%%
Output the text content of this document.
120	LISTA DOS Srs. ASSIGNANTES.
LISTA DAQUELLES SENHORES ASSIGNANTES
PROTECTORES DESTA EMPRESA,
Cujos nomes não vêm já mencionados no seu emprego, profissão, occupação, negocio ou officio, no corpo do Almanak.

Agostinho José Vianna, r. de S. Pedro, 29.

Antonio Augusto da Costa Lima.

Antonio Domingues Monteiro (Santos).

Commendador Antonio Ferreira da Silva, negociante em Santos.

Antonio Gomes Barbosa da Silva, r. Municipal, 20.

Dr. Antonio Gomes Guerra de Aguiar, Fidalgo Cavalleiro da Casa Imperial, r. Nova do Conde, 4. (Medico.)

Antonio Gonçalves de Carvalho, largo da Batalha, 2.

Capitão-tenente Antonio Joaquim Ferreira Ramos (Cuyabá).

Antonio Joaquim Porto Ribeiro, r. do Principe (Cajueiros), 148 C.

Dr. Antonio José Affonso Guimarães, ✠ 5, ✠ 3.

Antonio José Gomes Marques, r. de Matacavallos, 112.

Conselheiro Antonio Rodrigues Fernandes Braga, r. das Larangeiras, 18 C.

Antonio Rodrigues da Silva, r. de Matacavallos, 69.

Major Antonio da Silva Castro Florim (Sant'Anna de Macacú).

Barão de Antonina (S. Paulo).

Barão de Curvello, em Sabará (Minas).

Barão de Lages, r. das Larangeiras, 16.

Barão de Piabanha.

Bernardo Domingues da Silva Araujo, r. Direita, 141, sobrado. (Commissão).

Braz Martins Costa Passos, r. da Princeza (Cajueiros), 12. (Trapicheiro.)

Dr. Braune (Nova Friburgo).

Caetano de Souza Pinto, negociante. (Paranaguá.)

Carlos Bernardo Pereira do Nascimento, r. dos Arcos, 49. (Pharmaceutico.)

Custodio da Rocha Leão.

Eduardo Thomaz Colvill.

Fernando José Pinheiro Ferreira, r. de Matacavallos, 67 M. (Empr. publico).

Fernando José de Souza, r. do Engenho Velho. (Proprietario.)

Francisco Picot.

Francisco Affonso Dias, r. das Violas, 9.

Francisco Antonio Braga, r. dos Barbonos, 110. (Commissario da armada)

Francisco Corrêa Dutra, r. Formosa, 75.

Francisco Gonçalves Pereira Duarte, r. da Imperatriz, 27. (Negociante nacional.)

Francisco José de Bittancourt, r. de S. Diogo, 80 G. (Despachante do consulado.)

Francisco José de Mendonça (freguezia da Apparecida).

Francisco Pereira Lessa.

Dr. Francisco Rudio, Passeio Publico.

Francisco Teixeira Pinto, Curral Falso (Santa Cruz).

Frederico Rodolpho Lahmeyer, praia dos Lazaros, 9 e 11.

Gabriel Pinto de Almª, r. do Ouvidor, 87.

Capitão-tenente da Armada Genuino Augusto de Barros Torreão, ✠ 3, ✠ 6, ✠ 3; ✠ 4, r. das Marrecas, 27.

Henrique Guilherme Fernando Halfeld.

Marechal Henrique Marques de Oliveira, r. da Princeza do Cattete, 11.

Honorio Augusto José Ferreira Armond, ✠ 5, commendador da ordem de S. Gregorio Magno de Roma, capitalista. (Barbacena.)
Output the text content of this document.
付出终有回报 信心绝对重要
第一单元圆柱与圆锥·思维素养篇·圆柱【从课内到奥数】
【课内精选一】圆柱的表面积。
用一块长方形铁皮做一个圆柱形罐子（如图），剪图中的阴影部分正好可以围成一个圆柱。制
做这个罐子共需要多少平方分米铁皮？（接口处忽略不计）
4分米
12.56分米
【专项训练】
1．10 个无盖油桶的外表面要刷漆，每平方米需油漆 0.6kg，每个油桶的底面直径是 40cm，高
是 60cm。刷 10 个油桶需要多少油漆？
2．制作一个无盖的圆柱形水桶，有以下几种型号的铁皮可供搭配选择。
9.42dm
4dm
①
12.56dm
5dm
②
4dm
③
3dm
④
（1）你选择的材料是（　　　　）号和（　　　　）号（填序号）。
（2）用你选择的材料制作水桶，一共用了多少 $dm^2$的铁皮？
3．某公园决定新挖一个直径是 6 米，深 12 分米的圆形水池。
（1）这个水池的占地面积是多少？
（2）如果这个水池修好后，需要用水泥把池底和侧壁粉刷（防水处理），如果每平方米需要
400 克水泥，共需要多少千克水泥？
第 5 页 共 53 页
%%
Look through the entries above and list every line containing "Fernando".

Fernando José Pinheiro Ferreira, r. de Matacavallos, 67 M. (Empr. publico).
Fernando José de Souza, r. do Engenho Velho. (Proprietario.)
Henrique Guilherme Fernando Halfeld.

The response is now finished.